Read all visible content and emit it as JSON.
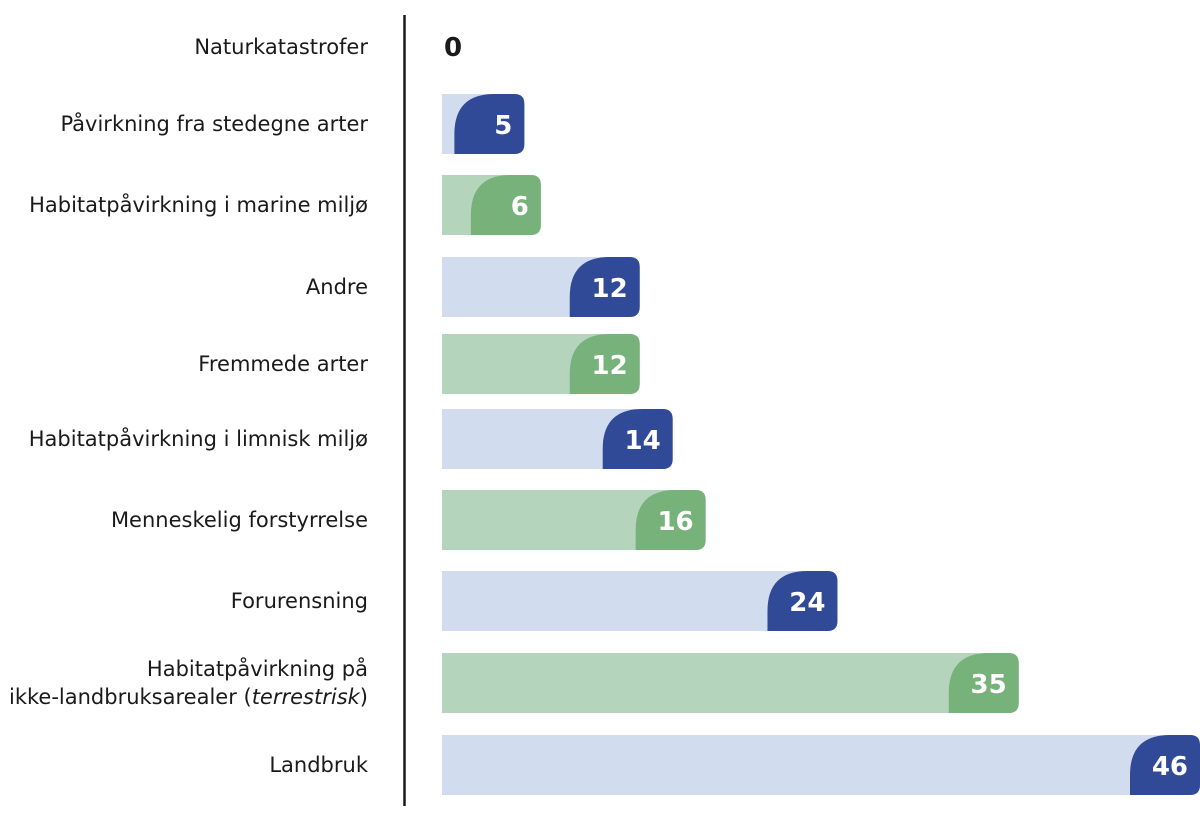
{
  "chart_data": {
    "type": "bar",
    "orientation": "horizontal",
    "title": "",
    "xlabel": "",
    "ylabel": "",
    "xlim": [
      0,
      46
    ],
    "grid": false,
    "legend": "none",
    "categories": [
      "Naturkatastrofer",
      "Påvirkning fra stedegne arter",
      "Habitatpåvirkning i marine miljø",
      "Andre",
      "Fremmede arter",
      "Habitatpåvirkning i limnisk miljø",
      "Menneskelig forstyrrelse",
      "Forurensning",
      "Habitatpåvirkning på\nikke-landbruksarealer (terrestrisk)",
      "Landbruk"
    ],
    "category_label_lines": [
      [
        {
          "text": "Naturkatastrofer"
        }
      ],
      [
        {
          "text": "Påvirkning fra stedegne arter"
        }
      ],
      [
        {
          "text": "Habitatpåvirkning i marine miljø"
        }
      ],
      [
        {
          "text": "Andre"
        }
      ],
      [
        {
          "text": "Fremmede arter"
        }
      ],
      [
        {
          "text": "Habitatpåvirkning i limnisk miljø"
        }
      ],
      [
        {
          "text": "Menneskelig forstyrrelse"
        }
      ],
      [
        {
          "text": "Forurensning"
        }
      ],
      [
        {
          "text": "Habitatpåvirkning på"
        },
        {
          "text": "ikke-landbruksarealer (",
          "italic": "terrestrisk",
          "after": ")"
        }
      ],
      [
        {
          "text": "Landbruk"
        }
      ]
    ],
    "values": [
      0,
      5,
      6,
      12,
      12,
      14,
      16,
      24,
      35,
      46
    ],
    "value_labels": [
      "0",
      "5",
      "6",
      "12",
      "12",
      "14",
      "16",
      "24",
      "35",
      "46"
    ],
    "bar_colors": [
      "blue",
      "blue",
      "green",
      "blue",
      "green",
      "blue",
      "green",
      "blue",
      "green",
      "blue"
    ],
    "palette": {
      "blue": {
        "light": "#d1ddee",
        "dark": "#314a97"
      },
      "green": {
        "light": "#b4d4bc",
        "dark": "#78b27b"
      },
      "axis": "#1a1a1a",
      "text": "#1a1a1a"
    }
  }
}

######

## Aim of the task
Copy out all lines from the material above that contain the string "Habitatpåvirkning".

## Worked solution
      "Habitatpåvirkning i marine miljø",
      "Habitatpåvirkning i limnisk miljø",
      "Habitatpåvirkning på\nikke-landbruksarealer (terrestrisk)",
          "text": "Habitatpåvirkning i marine miljø"
          "text": "Habitatpåvirkning i limnisk miljø"
          "text": "Habitatpåvirkning på"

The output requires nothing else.